═════ TASK DATA

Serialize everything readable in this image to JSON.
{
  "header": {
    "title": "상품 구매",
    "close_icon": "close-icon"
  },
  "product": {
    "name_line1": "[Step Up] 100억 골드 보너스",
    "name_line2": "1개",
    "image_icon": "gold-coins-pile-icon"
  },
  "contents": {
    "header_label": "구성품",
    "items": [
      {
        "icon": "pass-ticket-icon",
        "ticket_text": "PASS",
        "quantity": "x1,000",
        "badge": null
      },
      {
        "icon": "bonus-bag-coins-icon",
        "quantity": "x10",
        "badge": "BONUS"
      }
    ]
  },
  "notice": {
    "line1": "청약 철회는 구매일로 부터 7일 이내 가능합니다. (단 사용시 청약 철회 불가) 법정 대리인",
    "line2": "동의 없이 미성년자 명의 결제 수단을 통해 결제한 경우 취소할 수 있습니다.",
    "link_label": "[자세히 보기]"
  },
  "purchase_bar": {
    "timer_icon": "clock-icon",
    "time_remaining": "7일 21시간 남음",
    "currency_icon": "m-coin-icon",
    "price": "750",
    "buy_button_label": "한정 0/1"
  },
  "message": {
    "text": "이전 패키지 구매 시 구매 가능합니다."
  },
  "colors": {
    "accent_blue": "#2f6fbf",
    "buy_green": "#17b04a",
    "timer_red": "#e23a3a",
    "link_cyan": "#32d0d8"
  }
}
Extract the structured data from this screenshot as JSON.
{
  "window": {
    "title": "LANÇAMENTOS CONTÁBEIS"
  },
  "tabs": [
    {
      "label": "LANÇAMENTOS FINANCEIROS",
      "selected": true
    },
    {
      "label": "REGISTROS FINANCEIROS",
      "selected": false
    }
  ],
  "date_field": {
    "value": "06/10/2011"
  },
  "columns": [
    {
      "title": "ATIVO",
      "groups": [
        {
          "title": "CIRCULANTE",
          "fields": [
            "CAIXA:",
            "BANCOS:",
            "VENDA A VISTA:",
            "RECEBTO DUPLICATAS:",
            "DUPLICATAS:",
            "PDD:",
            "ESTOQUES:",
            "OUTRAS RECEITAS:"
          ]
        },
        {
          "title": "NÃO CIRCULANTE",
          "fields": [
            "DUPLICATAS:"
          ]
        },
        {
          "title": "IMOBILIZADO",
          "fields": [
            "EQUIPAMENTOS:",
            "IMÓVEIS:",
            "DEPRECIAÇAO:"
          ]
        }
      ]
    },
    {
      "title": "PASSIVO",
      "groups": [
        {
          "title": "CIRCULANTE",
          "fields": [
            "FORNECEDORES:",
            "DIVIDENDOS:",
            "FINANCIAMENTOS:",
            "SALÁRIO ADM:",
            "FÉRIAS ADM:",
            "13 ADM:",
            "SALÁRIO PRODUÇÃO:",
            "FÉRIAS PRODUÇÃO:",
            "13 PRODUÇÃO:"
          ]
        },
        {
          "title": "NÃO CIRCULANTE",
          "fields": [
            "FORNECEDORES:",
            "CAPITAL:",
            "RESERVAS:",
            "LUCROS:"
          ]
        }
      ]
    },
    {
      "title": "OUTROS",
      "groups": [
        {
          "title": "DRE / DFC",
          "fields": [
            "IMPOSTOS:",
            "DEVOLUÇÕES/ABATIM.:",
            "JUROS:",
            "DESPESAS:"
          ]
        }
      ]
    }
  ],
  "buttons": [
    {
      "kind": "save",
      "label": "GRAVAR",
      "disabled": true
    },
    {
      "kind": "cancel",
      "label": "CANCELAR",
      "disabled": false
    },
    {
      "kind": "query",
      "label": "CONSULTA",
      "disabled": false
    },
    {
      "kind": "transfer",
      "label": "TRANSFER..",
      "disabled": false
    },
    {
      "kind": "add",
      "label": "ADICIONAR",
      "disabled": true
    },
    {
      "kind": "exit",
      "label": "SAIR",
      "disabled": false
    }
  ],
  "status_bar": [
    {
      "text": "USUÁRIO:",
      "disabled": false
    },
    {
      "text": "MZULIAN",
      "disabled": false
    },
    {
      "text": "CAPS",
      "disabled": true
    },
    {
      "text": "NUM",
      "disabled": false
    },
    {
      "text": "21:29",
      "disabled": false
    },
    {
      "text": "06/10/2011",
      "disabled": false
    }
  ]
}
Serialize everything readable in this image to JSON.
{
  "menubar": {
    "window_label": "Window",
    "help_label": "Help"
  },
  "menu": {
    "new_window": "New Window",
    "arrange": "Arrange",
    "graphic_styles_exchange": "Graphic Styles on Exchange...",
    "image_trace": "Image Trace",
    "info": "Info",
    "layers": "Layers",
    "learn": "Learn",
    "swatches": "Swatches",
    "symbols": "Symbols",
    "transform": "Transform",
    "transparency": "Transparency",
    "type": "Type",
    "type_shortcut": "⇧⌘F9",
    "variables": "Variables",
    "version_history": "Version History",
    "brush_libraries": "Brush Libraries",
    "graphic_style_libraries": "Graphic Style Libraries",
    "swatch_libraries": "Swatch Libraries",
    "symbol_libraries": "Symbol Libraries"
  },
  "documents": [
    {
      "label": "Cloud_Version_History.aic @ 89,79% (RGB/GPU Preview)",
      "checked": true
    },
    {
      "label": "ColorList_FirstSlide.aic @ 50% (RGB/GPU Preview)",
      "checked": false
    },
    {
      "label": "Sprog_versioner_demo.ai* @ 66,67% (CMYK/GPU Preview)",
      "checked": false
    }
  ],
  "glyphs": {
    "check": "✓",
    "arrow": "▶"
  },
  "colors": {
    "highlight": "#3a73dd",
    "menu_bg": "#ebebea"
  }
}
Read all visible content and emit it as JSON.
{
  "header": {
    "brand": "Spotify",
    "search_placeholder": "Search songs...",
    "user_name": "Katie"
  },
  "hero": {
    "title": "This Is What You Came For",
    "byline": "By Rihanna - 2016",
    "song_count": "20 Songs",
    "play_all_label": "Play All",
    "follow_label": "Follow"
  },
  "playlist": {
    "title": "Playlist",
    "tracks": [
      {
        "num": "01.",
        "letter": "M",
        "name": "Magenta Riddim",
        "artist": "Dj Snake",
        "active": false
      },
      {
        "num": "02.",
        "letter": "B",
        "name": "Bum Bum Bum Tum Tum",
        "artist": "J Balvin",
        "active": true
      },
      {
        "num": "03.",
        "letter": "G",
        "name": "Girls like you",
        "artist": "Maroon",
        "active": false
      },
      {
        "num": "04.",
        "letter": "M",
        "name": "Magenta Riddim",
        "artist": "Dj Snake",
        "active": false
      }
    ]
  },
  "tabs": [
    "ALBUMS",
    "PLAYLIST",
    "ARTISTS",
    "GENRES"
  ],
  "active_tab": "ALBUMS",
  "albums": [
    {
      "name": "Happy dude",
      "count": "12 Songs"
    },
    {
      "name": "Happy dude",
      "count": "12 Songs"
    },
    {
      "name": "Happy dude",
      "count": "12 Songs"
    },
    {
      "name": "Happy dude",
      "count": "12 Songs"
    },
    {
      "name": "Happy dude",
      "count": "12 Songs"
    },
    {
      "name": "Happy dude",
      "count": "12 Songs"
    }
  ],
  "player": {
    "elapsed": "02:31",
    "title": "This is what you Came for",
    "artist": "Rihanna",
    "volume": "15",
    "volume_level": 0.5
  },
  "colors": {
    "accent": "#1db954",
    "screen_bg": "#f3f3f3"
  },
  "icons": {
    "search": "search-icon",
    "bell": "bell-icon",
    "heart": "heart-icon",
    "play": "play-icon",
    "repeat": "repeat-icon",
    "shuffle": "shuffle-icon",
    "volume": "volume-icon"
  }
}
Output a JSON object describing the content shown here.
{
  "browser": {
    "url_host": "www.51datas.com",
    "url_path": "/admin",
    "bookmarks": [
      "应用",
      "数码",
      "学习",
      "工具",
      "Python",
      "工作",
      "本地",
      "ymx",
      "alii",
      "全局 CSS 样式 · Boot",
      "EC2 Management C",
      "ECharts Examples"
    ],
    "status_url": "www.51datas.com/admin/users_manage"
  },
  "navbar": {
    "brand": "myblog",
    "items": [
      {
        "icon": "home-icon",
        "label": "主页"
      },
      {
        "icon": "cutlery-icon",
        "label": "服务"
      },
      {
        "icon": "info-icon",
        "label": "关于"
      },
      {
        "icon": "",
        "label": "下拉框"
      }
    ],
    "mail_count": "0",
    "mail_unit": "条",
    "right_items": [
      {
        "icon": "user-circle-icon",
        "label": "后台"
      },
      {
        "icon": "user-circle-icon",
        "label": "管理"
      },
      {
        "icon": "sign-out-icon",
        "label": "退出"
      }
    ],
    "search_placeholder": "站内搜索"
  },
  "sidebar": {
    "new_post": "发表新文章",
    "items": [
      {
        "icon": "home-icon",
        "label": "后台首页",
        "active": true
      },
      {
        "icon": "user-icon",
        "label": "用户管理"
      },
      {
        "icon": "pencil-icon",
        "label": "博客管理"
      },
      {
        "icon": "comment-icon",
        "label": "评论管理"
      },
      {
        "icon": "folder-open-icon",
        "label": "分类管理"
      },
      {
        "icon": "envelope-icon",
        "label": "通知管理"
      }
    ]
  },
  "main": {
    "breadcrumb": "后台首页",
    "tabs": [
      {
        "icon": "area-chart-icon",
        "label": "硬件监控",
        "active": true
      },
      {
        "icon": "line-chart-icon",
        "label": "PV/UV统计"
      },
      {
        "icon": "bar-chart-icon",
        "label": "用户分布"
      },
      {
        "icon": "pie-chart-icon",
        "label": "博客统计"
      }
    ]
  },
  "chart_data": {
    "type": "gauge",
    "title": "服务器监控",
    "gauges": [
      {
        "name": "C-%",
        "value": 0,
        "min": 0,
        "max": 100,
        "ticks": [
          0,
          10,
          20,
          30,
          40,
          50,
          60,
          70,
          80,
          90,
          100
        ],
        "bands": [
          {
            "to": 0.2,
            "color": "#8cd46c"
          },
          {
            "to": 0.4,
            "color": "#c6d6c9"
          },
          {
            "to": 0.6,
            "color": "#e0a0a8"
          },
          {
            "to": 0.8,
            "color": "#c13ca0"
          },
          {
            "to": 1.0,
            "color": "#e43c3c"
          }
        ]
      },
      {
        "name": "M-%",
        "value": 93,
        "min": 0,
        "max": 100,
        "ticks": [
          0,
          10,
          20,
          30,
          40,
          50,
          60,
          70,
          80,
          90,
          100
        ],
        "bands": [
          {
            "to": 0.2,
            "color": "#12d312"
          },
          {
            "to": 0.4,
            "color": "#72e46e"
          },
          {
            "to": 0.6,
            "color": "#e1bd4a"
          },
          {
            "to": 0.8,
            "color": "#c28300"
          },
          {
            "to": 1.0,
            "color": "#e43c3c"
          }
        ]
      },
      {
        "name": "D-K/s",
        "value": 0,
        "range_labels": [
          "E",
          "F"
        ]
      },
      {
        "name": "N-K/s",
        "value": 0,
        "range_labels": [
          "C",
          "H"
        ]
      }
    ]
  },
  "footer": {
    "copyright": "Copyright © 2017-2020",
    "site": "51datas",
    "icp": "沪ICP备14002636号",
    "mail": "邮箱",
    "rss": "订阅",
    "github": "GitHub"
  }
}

══════════

**DIRECTIVE**. Scan the material above. Extract every line in which the word "Libraries" occurs.

**REPLY TO THE EXERCISE**.
    "brush_libraries": "Brush Libraries",
    "graphic_style_libraries": "Graphic Style Libraries",
    "swatch_libraries": "Swatch Libraries",
    "symbol_libraries": "Symbol Libraries"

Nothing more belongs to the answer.